Start of DATA FOR PROCESSING
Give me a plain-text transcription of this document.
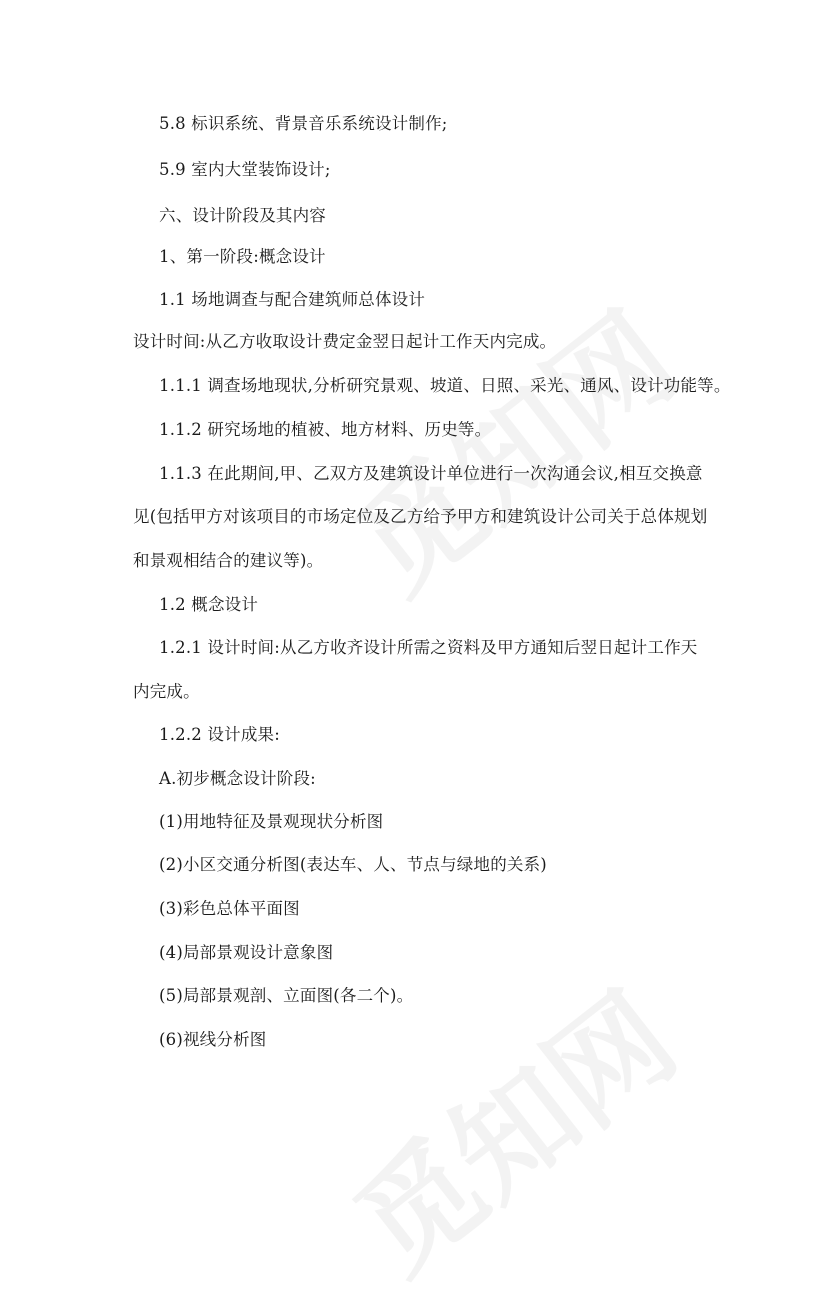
5.8 标识系统、背景音乐系统设计制作;
5.9 室内大堂装饰设计;
六、设计阶段及其内容
1、第一阶段:概念设计
1.1 场地调查与配合建筑师总体设计
设计时间:从乙方收取设计费定金翌日起计工作天内完成。
1.1.1 调查场地现状,分析研究景观、坡道、日照、采光、通风、设计功能等。
1.1.2 研究场地的植被、地方材料、历史等。
1.1.3 在此期间,甲、乙双方及建筑设计单位进行一次沟通会议,相互交换意
见(包括甲方对该项目的市场定位及乙方给予甲方和建筑设计公司关于总体规划
和景观相结合的建议等)。
1.2 概念设计
1.2.1 设计时间:从乙方收齐设计所需之资料及甲方通知后翌日起计工作天
内完成。
1.2.2 设计成果:
A.初步概念设计阶段:
(1)用地特征及景观现状分析图
(2)小区交通分析图(表达车、人、节点与绿地的关系)
(3)彩色总体平面图
(4)局部景观设计意象图
(5)局部景观剖、立面图(各二个)。
(6)视线分析图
End of DATA FOR PROCESSING
EXERCISE INSTRUCTIONS »
Your task is to copy the entries in full and exactly, without any images.

TASK SOLUTION »
Give me a plain-text transcription of this document.
5.8 标识系统、背景音乐系统设计制作;
5.9 室内大堂装饰设计;
六、设计阶段及其内容
1、第一阶段:概念设计
1.1 场地调查与配合建筑师总体设计
设计时间:从乙方收取设计费定金翌日起计工作天内完成。
1.1.1 调查场地现状,分析研究景观、坡道、日照、采光、通风、设计功能等。
1.1.2 研究场地的植被、地方材料、历史等。
1.1.3 在此期间,甲、乙双方及建筑设计单位进行一次沟通会议,相互交换意
见(包括甲方对该项目的市场定位及乙方给予甲方和建筑设计公司关于总体规划
和景观相结合的建议等)。
1.2 概念设计
1.2.1 设计时间:从乙方收齐设计所需之资料及甲方通知后翌日起计工作天
内完成。
1.2.2 设计成果:
A.初步概念设计阶段:
(1)用地特征及景观现状分析图
(2)小区交通分析图(表达车、人、节点与绿地的关系)
(3)彩色总体平面图
(4)局部景观设计意象图
(5)局部景观剖、立面图(各二个)。
(6)视线分析图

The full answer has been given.